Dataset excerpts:
************

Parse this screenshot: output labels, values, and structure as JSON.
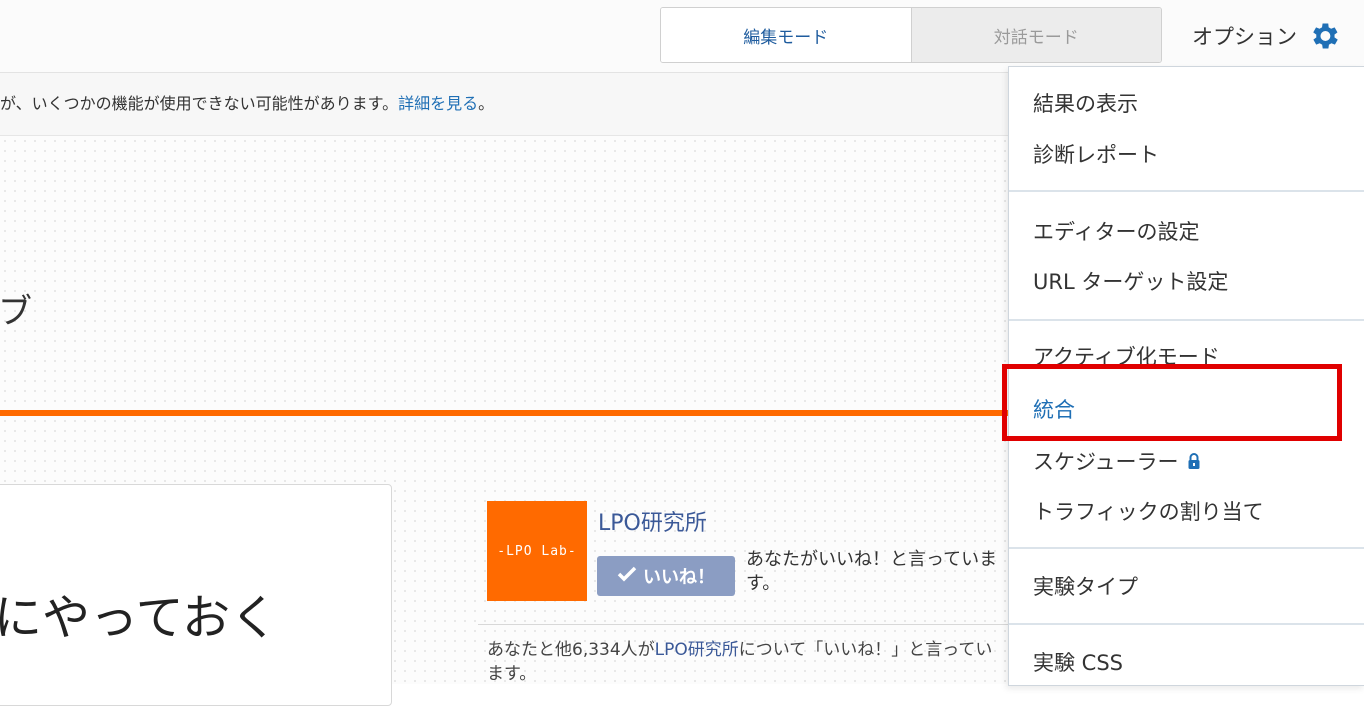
{
  "topbar": {
    "mode_edit": "編集モード",
    "mode_dialog": "対話モード",
    "options_label": "オプション"
  },
  "warning": {
    "text": "が、いくつかの機能が使用できない可能性があります。",
    "link": "詳細を見る",
    "suffix": "。"
  },
  "page": {
    "heading_fragment": "ブ",
    "card_text": "にやっておく"
  },
  "fb_widget": {
    "logo_text": "-LPO Lab-",
    "page_name": "LPO研究所",
    "like_button": "いいね！",
    "liked_text": "あなたがいいね！と言っています。",
    "count_prefix": "あなたと他6,334人が",
    "count_link": "LPO研究所",
    "count_suffix": "について「いいね！」と言っています。"
  },
  "menu": {
    "items": [
      {
        "label": "結果の表示"
      },
      {
        "label": "診断レポート"
      },
      {
        "label": "エディターの設定"
      },
      {
        "label": "URL ターゲット設定"
      },
      {
        "label": "アクティブ化モード"
      },
      {
        "label": "統合",
        "active": true
      },
      {
        "label": "スケジューラー",
        "locked": true
      },
      {
        "label": "トラフィックの割り当て"
      },
      {
        "label": "実験タイプ"
      },
      {
        "label": "実験 CSS"
      }
    ]
  },
  "colors": {
    "accent_orange": "#ff6a00",
    "link_blue": "#1f6fb5",
    "highlight_red": "#e00000",
    "fb_blue": "#3b5998"
  }
}
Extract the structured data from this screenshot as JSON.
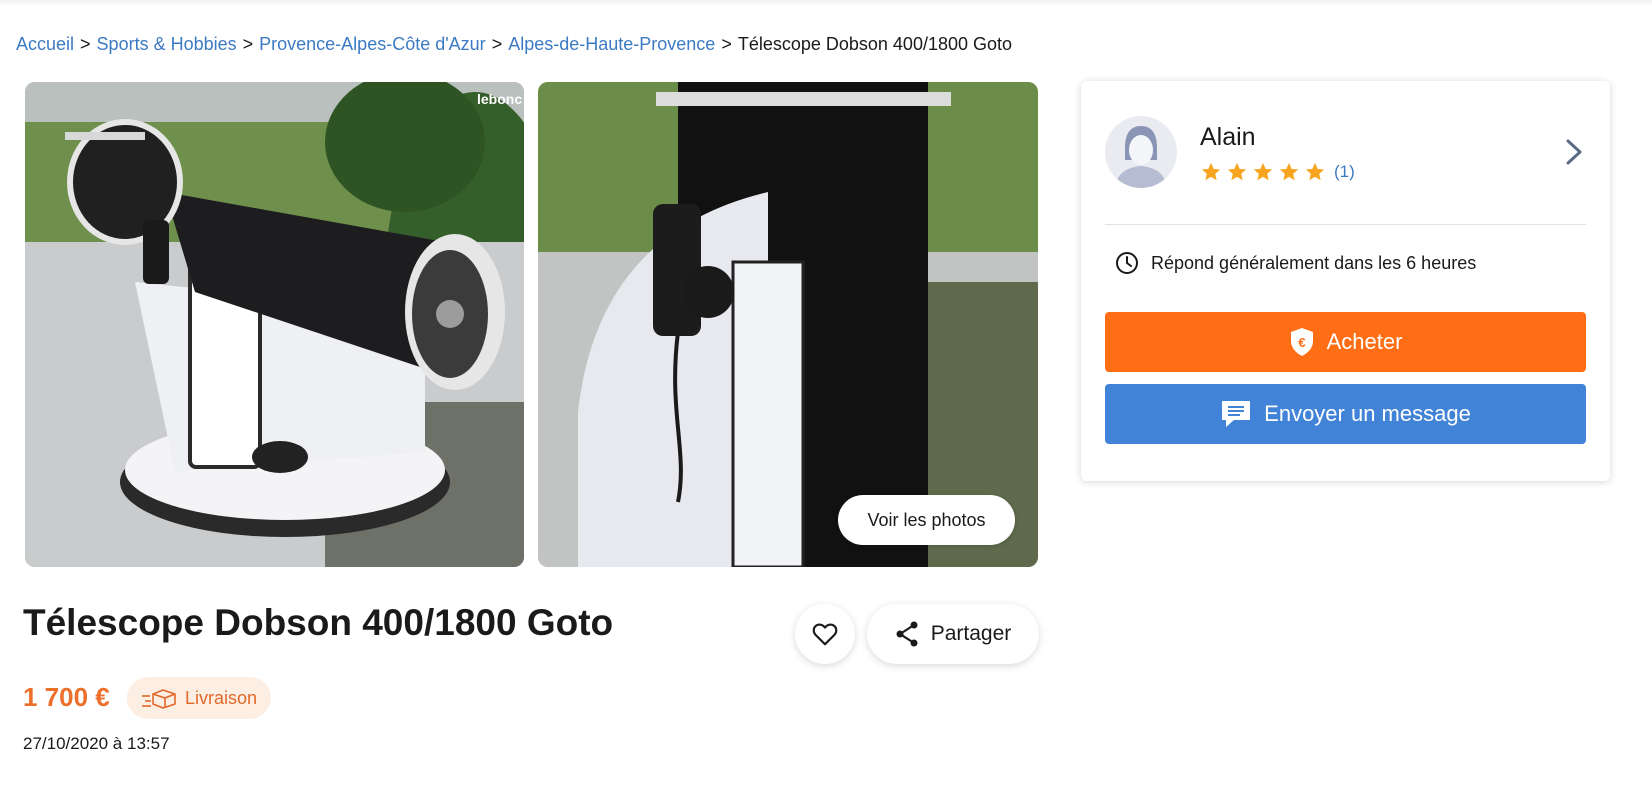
{
  "breadcrumb": {
    "items": [
      "Accueil",
      "Sports & Hobbies",
      "Provence-Alpes-Côte d'Azur",
      "Alpes-de-Haute-Provence"
    ],
    "separator": ">",
    "current": "Télescope Dobson 400/1800 Goto"
  },
  "gallery": {
    "watermark": "lebonc",
    "see_photos_label": "Voir les photos"
  },
  "listing": {
    "title": "Télescope Dobson 400/1800 Goto",
    "price": "1 700 €",
    "delivery_label": "Livraison",
    "date": "27/10/2020 à 13:57",
    "share_label": "Partager"
  },
  "seller": {
    "name": "Alain",
    "rating": 5,
    "rating_max": 5,
    "review_count": "(1)",
    "response_time": "Répond généralement dans les 6 heures",
    "buy_label": "Acheter",
    "message_label": "Envoyer un message"
  },
  "colors": {
    "link": "#3d7ac4",
    "price": "#ec6f2b",
    "buy_button": "#ff6e14",
    "message_button": "#4183d7",
    "star": "#f7a520"
  },
  "icons": {
    "heart": "heart-icon",
    "share": "share-icon",
    "delivery": "delivery-box-icon",
    "clock": "clock-icon",
    "euro_shield": "euro-shield-icon",
    "message": "message-bubble-icon",
    "chevron": "chevron-right-icon"
  }
}
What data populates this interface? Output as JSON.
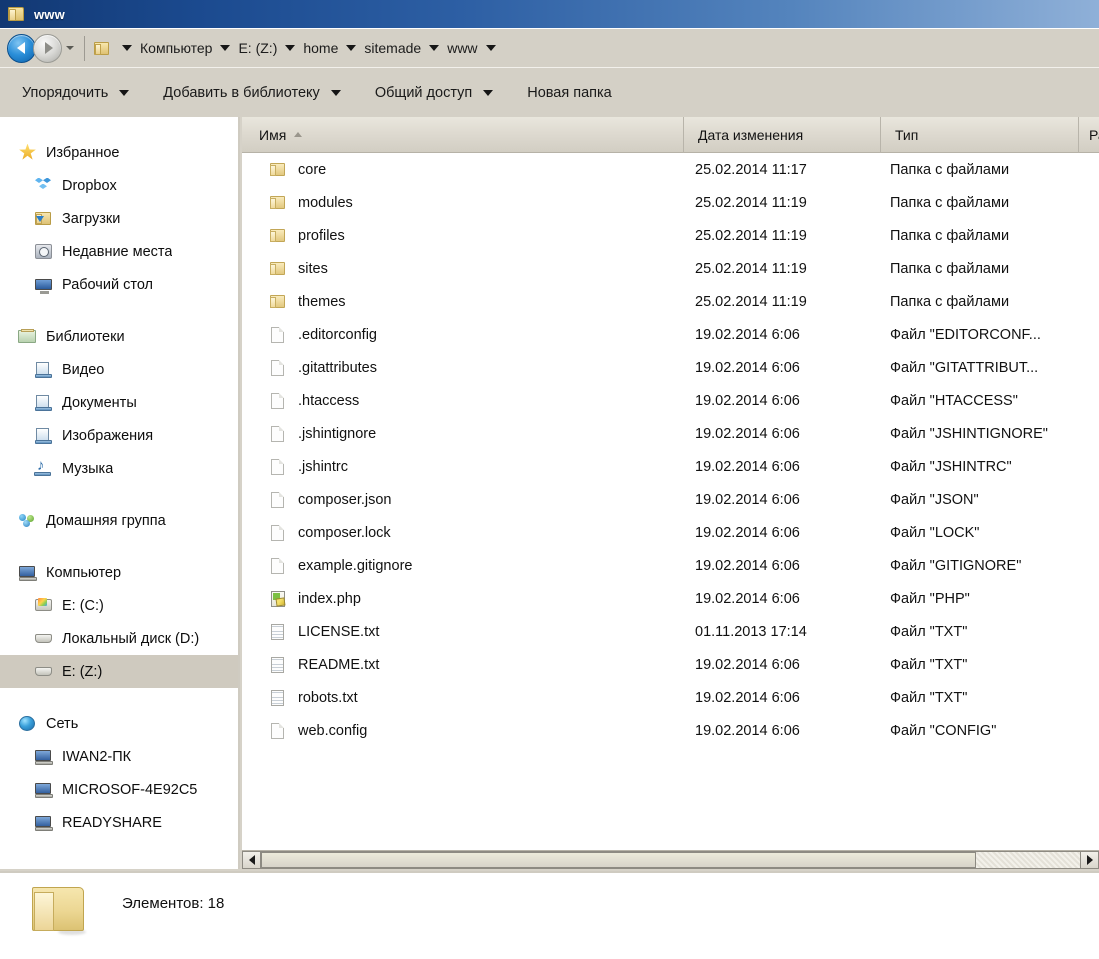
{
  "window": {
    "title": "www",
    "folder_icon": "folder-icon"
  },
  "address_bar": {
    "back_icon": "back-arrow-icon",
    "forward_icon": "forward-arrow-icon",
    "history_icon": "chevron-down-icon",
    "folder_icon": "folder-icon",
    "breadcrumbs": [
      "Компьютер",
      "E: (Z:)",
      "home",
      "sitemade",
      "www"
    ]
  },
  "toolbar": {
    "items": [
      {
        "label": "Упорядочить",
        "has_caret": true
      },
      {
        "label": "Добавить в библиотеку",
        "has_caret": true
      },
      {
        "label": "Общий доступ",
        "has_caret": true
      },
      {
        "label": "Новая папка",
        "has_caret": false
      }
    ]
  },
  "sidebar": {
    "groups": [
      {
        "header": {
          "label": "Избранное",
          "icon": "star-icon"
        },
        "items": [
          {
            "label": "Dropbox",
            "icon": "dropbox-icon",
            "selected": false
          },
          {
            "label": "Загрузки",
            "icon": "downloads-folder-icon",
            "selected": false
          },
          {
            "label": "Недавние места",
            "icon": "recent-places-icon",
            "selected": false
          },
          {
            "label": "Рабочий стол",
            "icon": "desktop-icon",
            "selected": false
          }
        ]
      },
      {
        "header": {
          "label": "Библиотеки",
          "icon": "libraries-icon"
        },
        "items": [
          {
            "label": "Видео",
            "icon": "video-library-icon",
            "selected": false
          },
          {
            "label": "Документы",
            "icon": "documents-library-icon",
            "selected": false
          },
          {
            "label": "Изображения",
            "icon": "pictures-library-icon",
            "selected": false
          },
          {
            "label": "Музыка",
            "icon": "music-library-icon",
            "selected": false
          }
        ]
      },
      {
        "header": {
          "label": "Домашняя группа",
          "icon": "homegroup-icon"
        },
        "items": []
      },
      {
        "header": {
          "label": "Компьютер",
          "icon": "computer-icon"
        },
        "items": [
          {
            "label": "E: (C:)",
            "icon": "windows-drive-icon",
            "selected": false
          },
          {
            "label": "Локальный диск (D:)",
            "icon": "drive-icon",
            "selected": false
          },
          {
            "label": "E: (Z:)",
            "icon": "drive-icon",
            "selected": true
          }
        ]
      },
      {
        "header": {
          "label": "Сеть",
          "icon": "network-icon"
        },
        "items": [
          {
            "label": "IWAN2-ПК",
            "icon": "computer-icon",
            "selected": false
          },
          {
            "label": "MICROSOF-4E92C5",
            "icon": "computer-icon",
            "selected": false
          },
          {
            "label": "READYSHARE",
            "icon": "computer-icon",
            "selected": false
          }
        ]
      }
    ]
  },
  "file_list": {
    "columns": [
      {
        "label": "Имя",
        "sorted": true,
        "sort_icon": "sort-ascending-icon"
      },
      {
        "label": "Дата изменения",
        "sorted": false
      },
      {
        "label": "Тип",
        "sorted": false
      },
      {
        "label": "Ра",
        "sorted": false
      }
    ],
    "rows": [
      {
        "name": "core",
        "date": "25.02.2014 11:17",
        "type": "Папка с файлами",
        "icon": "folder-icon"
      },
      {
        "name": "modules",
        "date": "25.02.2014 11:19",
        "type": "Папка с файлами",
        "icon": "folder-icon"
      },
      {
        "name": "profiles",
        "date": "25.02.2014 11:19",
        "type": "Папка с файлами",
        "icon": "folder-icon"
      },
      {
        "name": "sites",
        "date": "25.02.2014 11:19",
        "type": "Папка с файлами",
        "icon": "folder-icon"
      },
      {
        "name": "themes",
        "date": "25.02.2014 11:19",
        "type": "Папка с файлами",
        "icon": "folder-icon"
      },
      {
        "name": ".editorconfig",
        "date": "19.02.2014 6:06",
        "type": "Файл \"EDITORCONF...",
        "icon": "blank-file-icon"
      },
      {
        "name": ".gitattributes",
        "date": "19.02.2014 6:06",
        "type": "Файл \"GITATTRIBUT...",
        "icon": "blank-file-icon"
      },
      {
        "name": ".htaccess",
        "date": "19.02.2014 6:06",
        "type": "Файл \"HTACCESS\"",
        "icon": "blank-file-icon"
      },
      {
        "name": ".jshintignore",
        "date": "19.02.2014 6:06",
        "type": "Файл \"JSHINTIGNORE\"",
        "icon": "blank-file-icon"
      },
      {
        "name": ".jshintrc",
        "date": "19.02.2014 6:06",
        "type": "Файл \"JSHINTRC\"",
        "icon": "blank-file-icon"
      },
      {
        "name": "composer.json",
        "date": "19.02.2014 6:06",
        "type": "Файл \"JSON\"",
        "icon": "blank-file-icon"
      },
      {
        "name": "composer.lock",
        "date": "19.02.2014 6:06",
        "type": "Файл \"LOCK\"",
        "icon": "blank-file-icon"
      },
      {
        "name": "example.gitignore",
        "date": "19.02.2014 6:06",
        "type": "Файл \"GITIGNORE\"",
        "icon": "blank-file-icon"
      },
      {
        "name": "index.php",
        "date": "19.02.2014 6:06",
        "type": "Файл \"PHP\"",
        "icon": "php-file-icon"
      },
      {
        "name": "LICENSE.txt",
        "date": "01.11.2013 17:14",
        "type": "Файл \"TXT\"",
        "icon": "text-file-icon"
      },
      {
        "name": "README.txt",
        "date": "19.02.2014 6:06",
        "type": "Файл \"TXT\"",
        "icon": "text-file-icon"
      },
      {
        "name": "robots.txt",
        "date": "19.02.2014 6:06",
        "type": "Файл \"TXT\"",
        "icon": "text-file-icon"
      },
      {
        "name": "web.config",
        "date": "19.02.2014 6:06",
        "type": "Файл \"CONFIG\"",
        "icon": "blank-file-icon"
      }
    ]
  },
  "scrollbar": {
    "left_icon": "scroll-left-icon",
    "right_icon": "scroll-right-icon"
  },
  "status_bar": {
    "folder_icon": "large-folder-icon",
    "text": "Элементов: 18"
  },
  "colors": {
    "titlebar_start": "#123873",
    "titlebar_end": "#8fb0d8",
    "chrome": "#d4d0c6",
    "selection": "#cfcabf",
    "header": "#ddd9cf"
  }
}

************

> WORK TO BE COMPLETED: Show the lines of the data that hold the word "Télescope".

> WRITTEN RESPONSE:
    "current": "Télescope Dobson 400/1800 Goto"
    "title": "Télescope Dobson 400/1800 Goto",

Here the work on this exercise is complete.